# PROBLEM
Reproduce the whole listing, character for character.

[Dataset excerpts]
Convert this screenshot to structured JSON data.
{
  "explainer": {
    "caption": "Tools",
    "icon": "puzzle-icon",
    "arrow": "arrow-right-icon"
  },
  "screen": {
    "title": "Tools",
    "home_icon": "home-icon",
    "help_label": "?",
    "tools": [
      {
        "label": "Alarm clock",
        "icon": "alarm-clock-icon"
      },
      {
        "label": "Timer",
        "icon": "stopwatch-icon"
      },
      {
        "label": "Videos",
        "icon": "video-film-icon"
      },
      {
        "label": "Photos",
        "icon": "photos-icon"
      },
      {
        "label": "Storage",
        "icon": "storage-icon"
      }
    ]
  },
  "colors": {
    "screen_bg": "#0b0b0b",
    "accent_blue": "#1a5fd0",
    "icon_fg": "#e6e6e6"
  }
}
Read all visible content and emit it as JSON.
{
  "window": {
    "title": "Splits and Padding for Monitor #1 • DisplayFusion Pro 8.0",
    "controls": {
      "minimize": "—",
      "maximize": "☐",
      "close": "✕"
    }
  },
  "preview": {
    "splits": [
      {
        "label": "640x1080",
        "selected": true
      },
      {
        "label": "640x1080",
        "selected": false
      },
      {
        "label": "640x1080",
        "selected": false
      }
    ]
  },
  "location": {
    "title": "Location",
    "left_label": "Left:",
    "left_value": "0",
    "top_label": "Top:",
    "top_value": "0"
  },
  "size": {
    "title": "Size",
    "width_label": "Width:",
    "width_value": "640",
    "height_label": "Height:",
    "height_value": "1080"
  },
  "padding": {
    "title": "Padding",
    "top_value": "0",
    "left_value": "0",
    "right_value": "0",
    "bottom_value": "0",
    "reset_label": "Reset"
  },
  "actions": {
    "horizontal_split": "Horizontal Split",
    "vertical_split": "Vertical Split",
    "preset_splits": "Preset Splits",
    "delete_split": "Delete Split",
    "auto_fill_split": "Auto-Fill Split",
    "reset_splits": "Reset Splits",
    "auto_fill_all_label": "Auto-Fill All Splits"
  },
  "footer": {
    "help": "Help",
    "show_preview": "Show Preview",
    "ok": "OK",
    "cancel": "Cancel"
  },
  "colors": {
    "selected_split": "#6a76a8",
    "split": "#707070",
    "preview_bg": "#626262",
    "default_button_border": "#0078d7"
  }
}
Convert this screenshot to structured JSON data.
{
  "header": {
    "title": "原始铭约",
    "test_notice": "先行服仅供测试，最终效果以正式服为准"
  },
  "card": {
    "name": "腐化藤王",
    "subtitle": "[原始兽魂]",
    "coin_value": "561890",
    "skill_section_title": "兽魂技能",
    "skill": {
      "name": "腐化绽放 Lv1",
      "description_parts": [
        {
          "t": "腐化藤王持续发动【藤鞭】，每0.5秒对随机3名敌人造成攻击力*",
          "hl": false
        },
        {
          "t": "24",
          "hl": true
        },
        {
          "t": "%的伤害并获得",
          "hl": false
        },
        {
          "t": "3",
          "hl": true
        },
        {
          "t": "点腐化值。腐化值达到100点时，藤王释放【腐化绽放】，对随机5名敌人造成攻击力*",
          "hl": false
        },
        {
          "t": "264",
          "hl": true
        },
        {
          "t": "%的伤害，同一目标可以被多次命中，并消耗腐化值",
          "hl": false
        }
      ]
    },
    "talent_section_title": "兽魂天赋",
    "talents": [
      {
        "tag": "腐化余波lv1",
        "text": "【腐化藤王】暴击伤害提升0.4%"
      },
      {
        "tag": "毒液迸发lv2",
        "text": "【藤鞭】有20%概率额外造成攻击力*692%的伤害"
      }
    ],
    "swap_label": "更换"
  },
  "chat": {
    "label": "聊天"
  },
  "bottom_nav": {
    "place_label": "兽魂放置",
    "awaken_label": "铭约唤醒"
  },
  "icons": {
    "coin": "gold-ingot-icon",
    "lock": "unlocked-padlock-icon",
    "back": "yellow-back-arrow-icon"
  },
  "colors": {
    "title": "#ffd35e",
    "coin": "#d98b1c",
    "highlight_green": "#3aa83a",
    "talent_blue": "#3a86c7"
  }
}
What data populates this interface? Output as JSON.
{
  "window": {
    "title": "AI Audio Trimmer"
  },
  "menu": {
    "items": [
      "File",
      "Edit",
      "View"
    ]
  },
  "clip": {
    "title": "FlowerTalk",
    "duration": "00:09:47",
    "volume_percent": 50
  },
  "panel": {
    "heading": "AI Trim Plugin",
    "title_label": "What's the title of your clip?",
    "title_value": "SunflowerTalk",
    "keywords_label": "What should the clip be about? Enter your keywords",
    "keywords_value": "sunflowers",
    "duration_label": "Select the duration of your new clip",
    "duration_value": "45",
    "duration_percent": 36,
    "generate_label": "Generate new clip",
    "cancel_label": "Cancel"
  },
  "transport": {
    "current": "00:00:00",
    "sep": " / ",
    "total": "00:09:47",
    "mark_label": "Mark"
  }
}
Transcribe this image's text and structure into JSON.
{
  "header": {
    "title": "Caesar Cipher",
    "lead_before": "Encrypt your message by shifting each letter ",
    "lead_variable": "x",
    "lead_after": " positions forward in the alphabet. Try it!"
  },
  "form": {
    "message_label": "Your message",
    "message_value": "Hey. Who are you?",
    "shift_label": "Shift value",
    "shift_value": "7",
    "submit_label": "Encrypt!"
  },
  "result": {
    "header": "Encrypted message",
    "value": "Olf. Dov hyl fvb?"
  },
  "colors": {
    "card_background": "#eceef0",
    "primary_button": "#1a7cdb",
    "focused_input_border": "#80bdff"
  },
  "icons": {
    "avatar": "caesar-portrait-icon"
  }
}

# RESPONSE TO THE EXERCISE
Convert this screenshot to structured JSON data.
{
  "explainer": {
    "caption": "Tools",
    "icon": "puzzle-icon",
    "arrow": "arrow-right-icon"
  },
  "screen": {
    "title": "Tools",
    "home_icon": "home-icon",
    "help_label": "?",
    "tools": [
      {
        "label": "Alarm clock",
        "icon": "alarm-clock-icon"
      },
      {
        "label": "Timer",
        "icon": "stopwatch-icon"
      },
      {
        "label": "Videos",
        "icon": "video-film-icon"
      },
      {
        "label": "Photos",
        "icon": "photos-icon"
      },
      {
        "label": "Storage",
        "icon": "storage-icon"
      }
    ]
  },
  "colors": {
    "screen_bg": "#0b0b0b",
    "accent_blue": "#1a5fd0",
    "icon_fg": "#e6e6e6"
  }
}
Read all visible content and emit it as JSON.
{
  "window": {
    "title": "Splits and Padding for Monitor #1 • DisplayFusion Pro 8.0",
    "controls": {
      "minimize": "—",
      "maximize": "☐",
      "close": "✕"
    }
  },
  "preview": {
    "splits": [
      {
        "label": "640x1080",
        "selected": true
      },
      {
        "label": "640x1080",
        "selected": false
      },
      {
        "label": "640x1080",
        "selected": false
      }
    ]
  },
  "location": {
    "title": "Location",
    "left_label": "Left:",
    "left_value": "0",
    "top_label": "Top:",
    "top_value": "0"
  },
  "size": {
    "title": "Size",
    "width_label": "Width:",
    "width_value": "640",
    "height_label": "Height:",
    "height_value": "1080"
  },
  "padding": {
    "title": "Padding",
    "top_value": "0",
    "left_value": "0",
    "right_value": "0",
    "bottom_value": "0",
    "reset_label": "Reset"
  },
  "actions": {
    "horizontal_split": "Horizontal Split",
    "vertical_split": "Vertical Split",
    "preset_splits": "Preset Splits",
    "delete_split": "Delete Split",
    "auto_fill_split": "Auto-Fill Split",
    "reset_splits": "Reset Splits",
    "auto_fill_all_label": "Auto-Fill All Splits"
  },
  "footer": {
    "help": "Help",
    "show_preview": "Show Preview",
    "ok": "OK",
    "cancel": "Cancel"
  },
  "colors": {
    "selected_split": "#6a76a8",
    "split": "#707070",
    "preview_bg": "#626262",
    "default_button_border": "#0078d7"
  }
}
Convert this screenshot to structured JSON data.
{
  "header": {
    "title": "原始铭约",
    "test_notice": "先行服仅供测试，最终效果以正式服为准"
  },
  "card": {
    "name": "腐化藤王",
    "subtitle": "[原始兽魂]",
    "coin_value": "561890",
    "skill_section_title": "兽魂技能",
    "skill": {
      "name": "腐化绽放 Lv1",
      "description_parts": [
        {
          "t": "腐化藤王持续发动【藤鞭】，每0.5秒对随机3名敌人造成攻击力*",
          "hl": false
        },
        {
          "t": "24",
          "hl": true
        },
        {
          "t": "%的伤害并获得",
          "hl": false
        },
        {
          "t": "3",
          "hl": true
        },
        {
          "t": "点腐化值。腐化值达到100点时，藤王释放【腐化绽放】，对随机5名敌人造成攻击力*",
          "hl": false
        },
        {
          "t": "264",
          "hl": true
        },
        {
          "t": "%的伤害，同一目标可以被多次命中，并消耗腐化值",
          "hl": false
        }
      ]
    },
    "talent_section_title": "兽魂天赋",
    "talents": [
      {
        "tag": "腐化余波lv1",
        "text": "【腐化藤王】暴击伤害提升0.4%"
      },
      {
        "tag": "毒液迸发lv2",
        "text": "【藤鞭】有20%概率额外造成攻击力*692%的伤害"
      }
    ],
    "swap_label": "更换"
  },
  "chat": {
    "label": "聊天"
  },
  "bottom_nav": {
    "place_label": "兽魂放置",
    "awaken_label": "铭约唤醒"
  },
  "icons": {
    "coin": "gold-ingot-icon",
    "lock": "unlocked-padlock-icon",
    "back": "yellow-back-arrow-icon"
  },
  "colors": {
    "title": "#ffd35e",
    "coin": "#d98b1c",
    "highlight_green": "#3aa83a",
    "talent_blue": "#3a86c7"
  }
}
What data populates this interface? Output as JSON.
{
  "window": {
    "title": "AI Audio Trimmer"
  },
  "menu": {
    "items": [
      "File",
      "Edit",
      "View"
    ]
  },
  "clip": {
    "title": "FlowerTalk",
    "duration": "00:09:47",
    "volume_percent": 50
  },
  "panel": {
    "heading": "AI Trim Plugin",
    "title_label": "What's the title of your clip?",
    "title_value": "SunflowerTalk",
    "keywords_label": "What should the clip be about? Enter your keywords",
    "keywords_value": "sunflowers",
    "duration_label": "Select the duration of your new clip",
    "duration_value": "45",
    "duration_percent": 36,
    "generate_label": "Generate new clip",
    "cancel_label": "Cancel"
  },
  "transport": {
    "current": "00:00:00",
    "sep": " / ",
    "total": "00:09:47",
    "mark_label": "Mark"
  }
}
Transcribe this image's text and structure into JSON.
{
  "header": {
    "title": "Caesar Cipher",
    "lead_before": "Encrypt your message by shifting each letter ",
    "lead_variable": "x",
    "lead_after": " positions forward in the alphabet. Try it!"
  },
  "form": {
    "message_label": "Your message",
    "message_value": "Hey. Who are you?",
    "shift_label": "Shift value",
    "shift_value": "7",
    "submit_label": "Encrypt!"
  },
  "result": {
    "header": "Encrypted message",
    "value": "Olf. Dov hyl fvb?"
  },
  "colors": {
    "card_background": "#eceef0",
    "primary_button": "#1a7cdb",
    "focused_input_border": "#80bdff"
  },
  "icons": {
    "avatar": "caesar-portrait-icon"
  }
}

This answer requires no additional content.